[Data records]
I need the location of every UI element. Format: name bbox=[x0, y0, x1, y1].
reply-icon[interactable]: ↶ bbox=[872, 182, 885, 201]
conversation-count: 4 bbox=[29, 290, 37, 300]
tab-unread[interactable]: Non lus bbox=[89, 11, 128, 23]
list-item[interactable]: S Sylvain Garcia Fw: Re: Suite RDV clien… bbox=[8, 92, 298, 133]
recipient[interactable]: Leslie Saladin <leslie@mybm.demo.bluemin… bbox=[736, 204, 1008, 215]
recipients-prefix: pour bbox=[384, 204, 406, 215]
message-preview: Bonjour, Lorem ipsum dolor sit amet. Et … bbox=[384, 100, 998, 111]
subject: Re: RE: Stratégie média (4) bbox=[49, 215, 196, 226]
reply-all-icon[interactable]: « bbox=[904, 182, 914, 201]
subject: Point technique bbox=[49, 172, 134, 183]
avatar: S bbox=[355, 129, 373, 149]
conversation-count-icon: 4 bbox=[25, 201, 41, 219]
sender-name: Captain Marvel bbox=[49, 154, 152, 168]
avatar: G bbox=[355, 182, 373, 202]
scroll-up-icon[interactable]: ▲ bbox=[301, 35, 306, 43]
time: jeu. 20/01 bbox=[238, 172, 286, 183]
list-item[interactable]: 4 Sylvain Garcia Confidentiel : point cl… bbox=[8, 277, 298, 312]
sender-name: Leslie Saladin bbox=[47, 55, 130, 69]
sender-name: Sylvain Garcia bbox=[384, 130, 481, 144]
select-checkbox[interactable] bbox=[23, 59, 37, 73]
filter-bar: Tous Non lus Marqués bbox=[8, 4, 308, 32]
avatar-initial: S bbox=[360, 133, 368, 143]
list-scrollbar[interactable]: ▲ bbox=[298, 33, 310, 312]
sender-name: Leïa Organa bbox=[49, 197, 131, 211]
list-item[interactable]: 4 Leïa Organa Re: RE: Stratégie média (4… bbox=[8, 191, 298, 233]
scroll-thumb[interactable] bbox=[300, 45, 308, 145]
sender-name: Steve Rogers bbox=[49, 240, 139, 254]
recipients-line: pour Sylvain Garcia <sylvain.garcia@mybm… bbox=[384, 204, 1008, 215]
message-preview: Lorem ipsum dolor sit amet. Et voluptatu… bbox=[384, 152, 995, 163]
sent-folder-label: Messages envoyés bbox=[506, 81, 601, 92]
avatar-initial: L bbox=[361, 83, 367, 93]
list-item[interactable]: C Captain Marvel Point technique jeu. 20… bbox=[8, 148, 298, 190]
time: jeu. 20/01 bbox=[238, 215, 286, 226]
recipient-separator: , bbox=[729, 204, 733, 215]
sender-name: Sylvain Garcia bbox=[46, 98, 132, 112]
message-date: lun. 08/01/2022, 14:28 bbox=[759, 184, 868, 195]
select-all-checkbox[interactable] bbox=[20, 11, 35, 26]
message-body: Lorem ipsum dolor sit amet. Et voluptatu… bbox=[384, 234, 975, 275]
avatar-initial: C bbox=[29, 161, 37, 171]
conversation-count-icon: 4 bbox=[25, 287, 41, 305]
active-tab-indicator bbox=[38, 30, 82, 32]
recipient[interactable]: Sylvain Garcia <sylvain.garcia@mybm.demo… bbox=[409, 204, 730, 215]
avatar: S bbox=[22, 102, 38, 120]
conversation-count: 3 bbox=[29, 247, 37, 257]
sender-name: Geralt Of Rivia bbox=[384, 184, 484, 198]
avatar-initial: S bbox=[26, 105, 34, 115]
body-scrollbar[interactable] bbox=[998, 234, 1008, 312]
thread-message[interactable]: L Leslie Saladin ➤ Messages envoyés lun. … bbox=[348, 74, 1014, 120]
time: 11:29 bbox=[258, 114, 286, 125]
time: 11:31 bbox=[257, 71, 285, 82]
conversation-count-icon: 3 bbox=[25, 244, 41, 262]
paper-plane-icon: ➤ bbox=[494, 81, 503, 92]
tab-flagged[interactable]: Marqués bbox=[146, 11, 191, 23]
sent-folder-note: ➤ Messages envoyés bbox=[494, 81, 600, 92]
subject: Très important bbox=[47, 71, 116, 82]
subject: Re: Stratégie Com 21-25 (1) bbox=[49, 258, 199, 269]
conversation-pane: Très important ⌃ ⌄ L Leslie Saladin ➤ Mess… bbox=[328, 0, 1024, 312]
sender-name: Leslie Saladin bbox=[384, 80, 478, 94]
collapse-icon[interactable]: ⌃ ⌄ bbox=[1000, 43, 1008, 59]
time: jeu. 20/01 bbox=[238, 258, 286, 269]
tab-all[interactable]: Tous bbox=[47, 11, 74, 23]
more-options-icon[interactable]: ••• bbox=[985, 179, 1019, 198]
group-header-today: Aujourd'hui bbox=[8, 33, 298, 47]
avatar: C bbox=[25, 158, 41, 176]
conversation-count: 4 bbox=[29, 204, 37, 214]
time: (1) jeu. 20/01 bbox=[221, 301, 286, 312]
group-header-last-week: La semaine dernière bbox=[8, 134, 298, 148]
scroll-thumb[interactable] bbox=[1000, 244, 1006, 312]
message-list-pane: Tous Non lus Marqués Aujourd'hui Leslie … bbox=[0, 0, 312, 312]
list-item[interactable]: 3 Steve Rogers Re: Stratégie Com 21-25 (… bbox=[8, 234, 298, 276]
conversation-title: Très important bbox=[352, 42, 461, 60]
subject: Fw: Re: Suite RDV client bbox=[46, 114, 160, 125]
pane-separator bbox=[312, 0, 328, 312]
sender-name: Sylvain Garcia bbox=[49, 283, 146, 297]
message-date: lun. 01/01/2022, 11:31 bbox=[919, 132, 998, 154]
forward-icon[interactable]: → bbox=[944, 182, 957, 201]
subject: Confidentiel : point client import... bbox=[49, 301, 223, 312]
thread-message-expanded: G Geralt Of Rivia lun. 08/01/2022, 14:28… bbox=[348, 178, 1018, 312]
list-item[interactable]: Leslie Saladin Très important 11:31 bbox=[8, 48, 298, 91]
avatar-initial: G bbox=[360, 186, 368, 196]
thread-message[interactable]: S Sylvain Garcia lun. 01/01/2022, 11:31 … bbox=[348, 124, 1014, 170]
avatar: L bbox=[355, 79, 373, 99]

→ STATED EXERCISE: Repeat every line of the records above word for word.

→ THE ANSWER:
I need the location of every UI element. Format: name bbox=[x0, y0, x1, y1].
reply-icon[interactable]: ↶ bbox=[872, 182, 885, 201]
conversation-count: 4 bbox=[29, 290, 37, 300]
tab-unread[interactable]: Non lus bbox=[89, 11, 128, 23]
list-item[interactable]: S Sylvain Garcia Fw: Re: Suite RDV clien… bbox=[8, 92, 298, 133]
recipient[interactable]: Leslie Saladin <leslie@mybm.demo.bluemin… bbox=[736, 204, 1008, 215]
recipients-prefix: pour bbox=[384, 204, 406, 215]
message-preview: Bonjour, Lorem ipsum dolor sit amet. Et … bbox=[384, 100, 998, 111]
subject: Re: RE: Stratégie média (4) bbox=[49, 215, 196, 226]
reply-all-icon[interactable]: « bbox=[904, 182, 914, 201]
subject: Point technique bbox=[49, 172, 134, 183]
avatar: S bbox=[355, 129, 373, 149]
conversation-count-icon: 4 bbox=[25, 201, 41, 219]
sender-name: Captain Marvel bbox=[49, 154, 152, 168]
avatar: G bbox=[355, 182, 373, 202]
scroll-up-icon[interactable]: ▲ bbox=[301, 35, 306, 43]
time: jeu. 20/01 bbox=[238, 172, 286, 183]
list-item[interactable]: 4 Sylvain Garcia Confidentiel : point cl… bbox=[8, 277, 298, 312]
sender-name: Leslie Saladin bbox=[47, 55, 130, 69]
sender-name: Sylvain Garcia bbox=[384, 130, 481, 144]
select-checkbox[interactable] bbox=[23, 59, 37, 73]
filter-bar: Tous Non lus Marqués bbox=[8, 4, 308, 32]
avatar-initial: S bbox=[360, 133, 368, 143]
list-scrollbar[interactable]: ▲ bbox=[298, 33, 310, 312]
sender-name: Leïa Organa bbox=[49, 197, 131, 211]
list-item[interactable]: 4 Leïa Organa Re: RE: Stratégie média (4… bbox=[8, 191, 298, 233]
scroll-thumb[interactable] bbox=[300, 45, 308, 145]
sender-name: Steve Rogers bbox=[49, 240, 139, 254]
recipients-line: pour Sylvain Garcia <sylvain.garcia@mybm… bbox=[384, 204, 1008, 215]
message-preview: Lorem ipsum dolor sit amet. Et voluptatu… bbox=[384, 152, 995, 163]
sent-folder-label: Messages envoyés bbox=[506, 81, 601, 92]
avatar-initial: L bbox=[361, 83, 367, 93]
list-item[interactable]: C Captain Marvel Point technique jeu. 20… bbox=[8, 148, 298, 190]
time: jeu. 20/01 bbox=[238, 215, 286, 226]
recipient-separator: , bbox=[729, 204, 733, 215]
sender-name: Sylvain Garcia bbox=[46, 98, 132, 112]
message-date: lun. 08/01/2022, 14:28 bbox=[759, 184, 868, 195]
select-all-checkbox[interactable] bbox=[20, 11, 35, 26]
message-body: Lorem ipsum dolor sit amet. Et voluptatu… bbox=[384, 234, 975, 275]
avatar-initial: C bbox=[29, 161, 37, 171]
conversation-count-icon: 4 bbox=[25, 287, 41, 305]
active-tab-indicator bbox=[38, 30, 82, 32]
recipient[interactable]: Sylvain Garcia <sylvain.garcia@mybm.demo… bbox=[409, 204, 730, 215]
avatar: S bbox=[22, 102, 38, 120]
conversation-count: 3 bbox=[29, 247, 37, 257]
sender-name: Geralt Of Rivia bbox=[384, 184, 484, 198]
avatar-initial: S bbox=[26, 105, 34, 115]
body-scrollbar[interactable] bbox=[998, 234, 1008, 312]
thread-message[interactable]: L Leslie Saladin ➤ Messages envoyés lun. … bbox=[348, 74, 1014, 120]
time: 11:29 bbox=[258, 114, 286, 125]
time: 11:31 bbox=[257, 71, 285, 82]
conversation-count-icon: 3 bbox=[25, 244, 41, 262]
paper-plane-icon: ➤ bbox=[494, 81, 503, 92]
tab-flagged[interactable]: Marqués bbox=[146, 11, 191, 23]
sent-folder-note: ➤ Messages envoyés bbox=[494, 81, 600, 92]
subject: Très important bbox=[47, 71, 116, 82]
subject: Re: Stratégie Com 21-25 (1) bbox=[49, 258, 199, 269]
conversation-pane: Très important ⌃ ⌄ L Leslie Saladin ➤ Mess… bbox=[328, 0, 1024, 312]
sender-name: Leslie Saladin bbox=[384, 80, 478, 94]
collapse-icon[interactable]: ⌃ ⌄ bbox=[1000, 43, 1008, 59]
time: jeu. 20/01 bbox=[238, 258, 286, 269]
tab-all[interactable]: Tous bbox=[47, 11, 74, 23]
more-options-icon[interactable]: ••• bbox=[985, 179, 1019, 198]
group-header-today: Aujourd'hui bbox=[8, 33, 298, 47]
avatar: C bbox=[25, 158, 41, 176]
conversation-count: 4 bbox=[29, 204, 37, 214]
time: (1) jeu. 20/01 bbox=[221, 301, 286, 312]
group-header-last-week: La semaine dernière bbox=[8, 134, 298, 148]
scroll-thumb[interactable] bbox=[1000, 244, 1006, 312]
message-list-pane: Tous Non lus Marqués Aujourd'hui Leslie … bbox=[0, 0, 312, 312]
list-item[interactable]: 3 Steve Rogers Re: Stratégie Com 21-25 (… bbox=[8, 234, 298, 276]
conversation-title: Très important bbox=[352, 42, 461, 60]
subject: Fw: Re: Suite RDV client bbox=[46, 114, 160, 125]
pane-separator bbox=[312, 0, 328, 312]
sender-name: Sylvain Garcia bbox=[49, 283, 146, 297]
message-date: lun. 01/01/2022, 11:31 bbox=[919, 132, 998, 154]
forward-icon[interactable]: → bbox=[944, 182, 957, 201]
subject: Confidentiel : point client import... bbox=[49, 301, 223, 312]
thread-message-expanded: G Geralt Of Rivia lun. 08/01/2022, 14:28… bbox=[348, 178, 1018, 312]
list-item[interactable]: Leslie Saladin Très important 11:31 bbox=[8, 48, 298, 91]
avatar-initial: G bbox=[360, 186, 368, 196]
thread-message[interactable]: S Sylvain Garcia lun. 01/01/2022, 11:31 … bbox=[348, 124, 1014, 170]
avatar: L bbox=[355, 79, 373, 99]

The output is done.